* INSTRUCTIONS TO FOLLOW
For the records below, the count of lines that hold "value" is required; give only that number.

* DATA RECORDS
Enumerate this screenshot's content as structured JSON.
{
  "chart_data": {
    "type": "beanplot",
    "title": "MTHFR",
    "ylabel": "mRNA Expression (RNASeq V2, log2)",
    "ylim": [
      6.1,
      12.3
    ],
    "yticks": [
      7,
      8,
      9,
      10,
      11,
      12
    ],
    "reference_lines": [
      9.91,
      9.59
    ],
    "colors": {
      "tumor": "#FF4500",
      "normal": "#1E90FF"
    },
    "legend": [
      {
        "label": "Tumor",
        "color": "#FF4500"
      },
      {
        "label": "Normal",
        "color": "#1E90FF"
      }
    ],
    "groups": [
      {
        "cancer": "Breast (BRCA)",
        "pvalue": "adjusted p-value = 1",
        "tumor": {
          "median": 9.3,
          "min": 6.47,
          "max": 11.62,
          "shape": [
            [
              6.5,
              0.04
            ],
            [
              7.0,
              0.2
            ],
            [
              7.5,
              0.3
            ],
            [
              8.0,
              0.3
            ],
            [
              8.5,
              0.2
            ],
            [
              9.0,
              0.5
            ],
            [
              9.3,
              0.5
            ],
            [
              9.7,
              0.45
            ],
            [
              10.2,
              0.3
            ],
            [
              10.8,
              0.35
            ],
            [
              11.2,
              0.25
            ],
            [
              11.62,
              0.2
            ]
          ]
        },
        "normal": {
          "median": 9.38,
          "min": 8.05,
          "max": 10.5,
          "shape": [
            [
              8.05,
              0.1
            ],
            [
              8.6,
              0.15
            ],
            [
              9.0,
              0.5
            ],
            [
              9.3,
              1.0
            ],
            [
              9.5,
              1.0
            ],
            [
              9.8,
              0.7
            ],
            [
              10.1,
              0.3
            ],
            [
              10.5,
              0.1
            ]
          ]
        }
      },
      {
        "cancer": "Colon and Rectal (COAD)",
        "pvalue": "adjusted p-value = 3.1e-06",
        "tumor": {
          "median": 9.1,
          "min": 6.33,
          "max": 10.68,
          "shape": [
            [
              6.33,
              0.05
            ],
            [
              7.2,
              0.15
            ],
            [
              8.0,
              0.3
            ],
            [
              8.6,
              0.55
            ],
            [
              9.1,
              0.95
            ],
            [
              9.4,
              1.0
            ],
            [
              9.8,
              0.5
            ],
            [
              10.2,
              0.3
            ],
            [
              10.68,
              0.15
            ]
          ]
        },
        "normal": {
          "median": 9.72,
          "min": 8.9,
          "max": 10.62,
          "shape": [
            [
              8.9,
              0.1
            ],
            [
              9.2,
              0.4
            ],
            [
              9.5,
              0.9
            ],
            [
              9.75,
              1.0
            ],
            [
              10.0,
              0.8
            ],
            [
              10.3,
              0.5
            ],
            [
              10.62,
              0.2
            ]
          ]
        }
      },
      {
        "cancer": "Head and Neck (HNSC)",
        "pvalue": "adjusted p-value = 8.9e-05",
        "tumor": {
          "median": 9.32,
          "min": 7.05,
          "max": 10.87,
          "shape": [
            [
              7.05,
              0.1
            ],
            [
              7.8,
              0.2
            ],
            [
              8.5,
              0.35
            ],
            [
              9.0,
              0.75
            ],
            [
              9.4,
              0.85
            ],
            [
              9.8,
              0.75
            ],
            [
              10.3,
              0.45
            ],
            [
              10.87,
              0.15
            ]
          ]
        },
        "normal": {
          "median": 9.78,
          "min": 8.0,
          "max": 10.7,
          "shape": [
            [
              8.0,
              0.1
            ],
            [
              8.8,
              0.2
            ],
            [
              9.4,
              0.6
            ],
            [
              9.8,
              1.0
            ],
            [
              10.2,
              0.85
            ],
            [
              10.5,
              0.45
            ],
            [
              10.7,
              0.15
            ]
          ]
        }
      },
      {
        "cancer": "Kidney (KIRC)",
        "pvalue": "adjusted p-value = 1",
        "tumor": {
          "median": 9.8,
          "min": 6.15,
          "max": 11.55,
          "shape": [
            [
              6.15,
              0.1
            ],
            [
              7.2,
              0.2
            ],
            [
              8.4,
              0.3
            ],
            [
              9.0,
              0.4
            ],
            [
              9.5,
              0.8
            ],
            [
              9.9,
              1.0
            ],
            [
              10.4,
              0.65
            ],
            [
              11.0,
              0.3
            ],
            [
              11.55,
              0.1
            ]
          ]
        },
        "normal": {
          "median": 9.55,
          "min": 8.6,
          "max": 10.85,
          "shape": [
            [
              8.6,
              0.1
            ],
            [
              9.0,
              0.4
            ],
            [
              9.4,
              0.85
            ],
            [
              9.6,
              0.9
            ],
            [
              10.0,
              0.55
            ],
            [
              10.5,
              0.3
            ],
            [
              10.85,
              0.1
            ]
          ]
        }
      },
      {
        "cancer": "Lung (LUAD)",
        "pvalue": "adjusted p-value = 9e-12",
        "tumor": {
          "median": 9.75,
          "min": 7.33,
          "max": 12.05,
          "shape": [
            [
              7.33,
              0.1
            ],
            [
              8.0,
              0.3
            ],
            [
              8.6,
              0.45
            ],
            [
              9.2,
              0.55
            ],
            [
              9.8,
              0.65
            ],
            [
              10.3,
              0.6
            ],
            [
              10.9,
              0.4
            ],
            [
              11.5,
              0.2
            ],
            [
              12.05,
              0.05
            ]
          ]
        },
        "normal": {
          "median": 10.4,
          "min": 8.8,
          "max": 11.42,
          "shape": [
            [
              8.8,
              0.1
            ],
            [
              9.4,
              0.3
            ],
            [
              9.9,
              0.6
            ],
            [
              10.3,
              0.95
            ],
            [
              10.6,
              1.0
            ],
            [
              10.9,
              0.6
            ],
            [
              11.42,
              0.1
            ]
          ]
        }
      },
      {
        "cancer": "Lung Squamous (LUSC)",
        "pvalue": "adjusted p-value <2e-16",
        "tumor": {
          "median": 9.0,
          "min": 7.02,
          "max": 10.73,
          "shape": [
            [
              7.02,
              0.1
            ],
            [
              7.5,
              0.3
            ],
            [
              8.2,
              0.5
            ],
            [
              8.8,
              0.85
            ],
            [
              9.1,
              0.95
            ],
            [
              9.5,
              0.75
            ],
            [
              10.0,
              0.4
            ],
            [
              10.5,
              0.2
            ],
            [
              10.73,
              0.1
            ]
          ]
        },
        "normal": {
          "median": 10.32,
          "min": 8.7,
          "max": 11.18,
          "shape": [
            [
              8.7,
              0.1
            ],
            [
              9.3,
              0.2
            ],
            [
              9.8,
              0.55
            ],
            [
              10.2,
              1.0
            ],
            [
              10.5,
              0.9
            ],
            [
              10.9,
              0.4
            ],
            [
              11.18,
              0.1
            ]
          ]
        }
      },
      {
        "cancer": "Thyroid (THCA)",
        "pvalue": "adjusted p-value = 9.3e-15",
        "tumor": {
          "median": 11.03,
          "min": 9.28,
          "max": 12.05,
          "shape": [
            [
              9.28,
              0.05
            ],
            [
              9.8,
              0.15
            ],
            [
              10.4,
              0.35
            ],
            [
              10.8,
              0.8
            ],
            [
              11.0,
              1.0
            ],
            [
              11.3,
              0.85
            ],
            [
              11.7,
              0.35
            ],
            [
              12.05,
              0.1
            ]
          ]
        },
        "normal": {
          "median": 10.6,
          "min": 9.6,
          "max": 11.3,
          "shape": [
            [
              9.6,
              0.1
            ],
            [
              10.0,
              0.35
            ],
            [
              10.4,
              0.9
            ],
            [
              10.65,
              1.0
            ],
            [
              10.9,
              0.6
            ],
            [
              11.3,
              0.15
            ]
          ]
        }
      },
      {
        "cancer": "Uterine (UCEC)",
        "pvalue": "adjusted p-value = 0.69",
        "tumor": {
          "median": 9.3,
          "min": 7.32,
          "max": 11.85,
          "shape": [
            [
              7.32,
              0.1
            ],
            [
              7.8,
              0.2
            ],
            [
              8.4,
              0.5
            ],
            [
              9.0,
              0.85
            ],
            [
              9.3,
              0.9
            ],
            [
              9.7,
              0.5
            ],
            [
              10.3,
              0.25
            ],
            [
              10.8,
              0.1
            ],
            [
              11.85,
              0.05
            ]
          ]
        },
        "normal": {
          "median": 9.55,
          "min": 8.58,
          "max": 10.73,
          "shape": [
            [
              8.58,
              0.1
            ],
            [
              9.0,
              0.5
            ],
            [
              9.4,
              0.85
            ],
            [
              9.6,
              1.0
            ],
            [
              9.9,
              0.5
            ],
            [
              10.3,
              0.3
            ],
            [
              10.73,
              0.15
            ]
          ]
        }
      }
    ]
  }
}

* RESPONSE BOX
8